*DATA FOR THIS TASK:*
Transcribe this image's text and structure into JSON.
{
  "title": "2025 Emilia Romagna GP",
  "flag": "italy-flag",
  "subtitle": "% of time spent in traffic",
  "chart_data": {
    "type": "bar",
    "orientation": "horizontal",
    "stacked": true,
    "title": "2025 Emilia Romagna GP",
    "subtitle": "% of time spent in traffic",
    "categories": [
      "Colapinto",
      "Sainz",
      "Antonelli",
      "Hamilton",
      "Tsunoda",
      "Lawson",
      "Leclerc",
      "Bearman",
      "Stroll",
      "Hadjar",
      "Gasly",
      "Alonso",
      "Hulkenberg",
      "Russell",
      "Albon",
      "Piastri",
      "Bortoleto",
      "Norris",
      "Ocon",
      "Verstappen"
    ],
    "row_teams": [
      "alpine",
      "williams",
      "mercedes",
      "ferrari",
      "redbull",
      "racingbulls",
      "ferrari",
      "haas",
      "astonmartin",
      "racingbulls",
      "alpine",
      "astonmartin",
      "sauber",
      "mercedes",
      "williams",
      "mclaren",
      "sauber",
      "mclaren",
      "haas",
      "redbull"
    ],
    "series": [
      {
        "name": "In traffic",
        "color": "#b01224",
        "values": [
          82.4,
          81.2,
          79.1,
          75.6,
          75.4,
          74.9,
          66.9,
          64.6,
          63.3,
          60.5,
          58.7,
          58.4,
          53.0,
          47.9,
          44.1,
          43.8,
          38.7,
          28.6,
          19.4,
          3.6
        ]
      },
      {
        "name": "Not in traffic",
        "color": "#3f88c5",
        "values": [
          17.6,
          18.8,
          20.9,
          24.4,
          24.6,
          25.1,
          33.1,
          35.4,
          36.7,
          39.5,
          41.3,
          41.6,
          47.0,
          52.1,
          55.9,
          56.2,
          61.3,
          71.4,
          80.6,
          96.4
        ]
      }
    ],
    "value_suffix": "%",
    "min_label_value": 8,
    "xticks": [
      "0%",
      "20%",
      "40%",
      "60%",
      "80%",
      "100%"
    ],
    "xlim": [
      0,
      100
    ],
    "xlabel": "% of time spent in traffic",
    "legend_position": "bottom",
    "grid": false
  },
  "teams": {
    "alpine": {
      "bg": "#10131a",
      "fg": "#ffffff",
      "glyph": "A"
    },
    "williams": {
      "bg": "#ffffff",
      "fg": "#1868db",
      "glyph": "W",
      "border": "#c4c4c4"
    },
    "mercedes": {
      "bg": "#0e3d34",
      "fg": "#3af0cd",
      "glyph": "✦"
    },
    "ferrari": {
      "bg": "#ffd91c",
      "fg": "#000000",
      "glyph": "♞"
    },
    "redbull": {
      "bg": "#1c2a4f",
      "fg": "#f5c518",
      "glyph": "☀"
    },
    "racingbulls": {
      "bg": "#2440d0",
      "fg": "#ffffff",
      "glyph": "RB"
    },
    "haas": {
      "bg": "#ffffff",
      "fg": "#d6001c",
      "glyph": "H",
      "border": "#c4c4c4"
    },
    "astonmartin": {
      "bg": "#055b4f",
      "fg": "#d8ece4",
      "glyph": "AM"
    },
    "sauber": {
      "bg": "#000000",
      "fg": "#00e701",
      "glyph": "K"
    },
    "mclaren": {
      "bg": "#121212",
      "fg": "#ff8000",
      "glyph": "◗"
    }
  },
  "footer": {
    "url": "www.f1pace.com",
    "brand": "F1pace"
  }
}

*GIVEN REQUEST:* Repeat the entries shown above, every one, word for word.

*SOLUTION TO THIS PROBLEM:*
Transcribe this image's text and structure into JSON.
{
  "title": "2025 Emilia Romagna GP",
  "flag": "italy-flag",
  "subtitle": "% of time spent in traffic",
  "chart_data": {
    "type": "bar",
    "orientation": "horizontal",
    "stacked": true,
    "title": "2025 Emilia Romagna GP",
    "subtitle": "% of time spent in traffic",
    "categories": [
      "Colapinto",
      "Sainz",
      "Antonelli",
      "Hamilton",
      "Tsunoda",
      "Lawson",
      "Leclerc",
      "Bearman",
      "Stroll",
      "Hadjar",
      "Gasly",
      "Alonso",
      "Hulkenberg",
      "Russell",
      "Albon",
      "Piastri",
      "Bortoleto",
      "Norris",
      "Ocon",
      "Verstappen"
    ],
    "row_teams": [
      "alpine",
      "williams",
      "mercedes",
      "ferrari",
      "redbull",
      "racingbulls",
      "ferrari",
      "haas",
      "astonmartin",
      "racingbulls",
      "alpine",
      "astonmartin",
      "sauber",
      "mercedes",
      "williams",
      "mclaren",
      "sauber",
      "mclaren",
      "haas",
      "redbull"
    ],
    "series": [
      {
        "name": "In traffic",
        "color": "#b01224",
        "values": [
          82.4,
          81.2,
          79.1,
          75.6,
          75.4,
          74.9,
          66.9,
          64.6,
          63.3,
          60.5,
          58.7,
          58.4,
          53.0,
          47.9,
          44.1,
          43.8,
          38.7,
          28.6,
          19.4,
          3.6
        ]
      },
      {
        "name": "Not in traffic",
        "color": "#3f88c5",
        "values": [
          17.6,
          18.8,
          20.9,
          24.4,
          24.6,
          25.1,
          33.1,
          35.4,
          36.7,
          39.5,
          41.3,
          41.6,
          47.0,
          52.1,
          55.9,
          56.2,
          61.3,
          71.4,
          80.6,
          96.4
        ]
      }
    ],
    "value_suffix": "%",
    "min_label_value": 8,
    "xticks": [
      "0%",
      "20%",
      "40%",
      "60%",
      "80%",
      "100%"
    ],
    "xlim": [
      0,
      100
    ],
    "xlabel": "% of time spent in traffic",
    "legend_position": "bottom",
    "grid": false
  },
  "teams": {
    "alpine": {
      "bg": "#10131a",
      "fg": "#ffffff",
      "glyph": "A"
    },
    "williams": {
      "bg": "#ffffff",
      "fg": "#1868db",
      "glyph": "W",
      "border": "#c4c4c4"
    },
    "mercedes": {
      "bg": "#0e3d34",
      "fg": "#3af0cd",
      "glyph": "✦"
    },
    "ferrari": {
      "bg": "#ffd91c",
      "fg": "#000000",
      "glyph": "♞"
    },
    "redbull": {
      "bg": "#1c2a4f",
      "fg": "#f5c518",
      "glyph": "☀"
    },
    "racingbulls": {
      "bg": "#2440d0",
      "fg": "#ffffff",
      "glyph": "RB"
    },
    "haas": {
      "bg": "#ffffff",
      "fg": "#d6001c",
      "glyph": "H",
      "border": "#c4c4c4"
    },
    "astonmartin": {
      "bg": "#055b4f",
      "fg": "#d8ece4",
      "glyph": "AM"
    },
    "sauber": {
      "bg": "#000000",
      "fg": "#00e701",
      "glyph": "K"
    },
    "mclaren": {
      "bg": "#121212",
      "fg": "#ff8000",
      "glyph": "◗"
    }
  },
  "footer": {
    "url": "www.f1pace.com",
    "brand": "F1pace"
  }
}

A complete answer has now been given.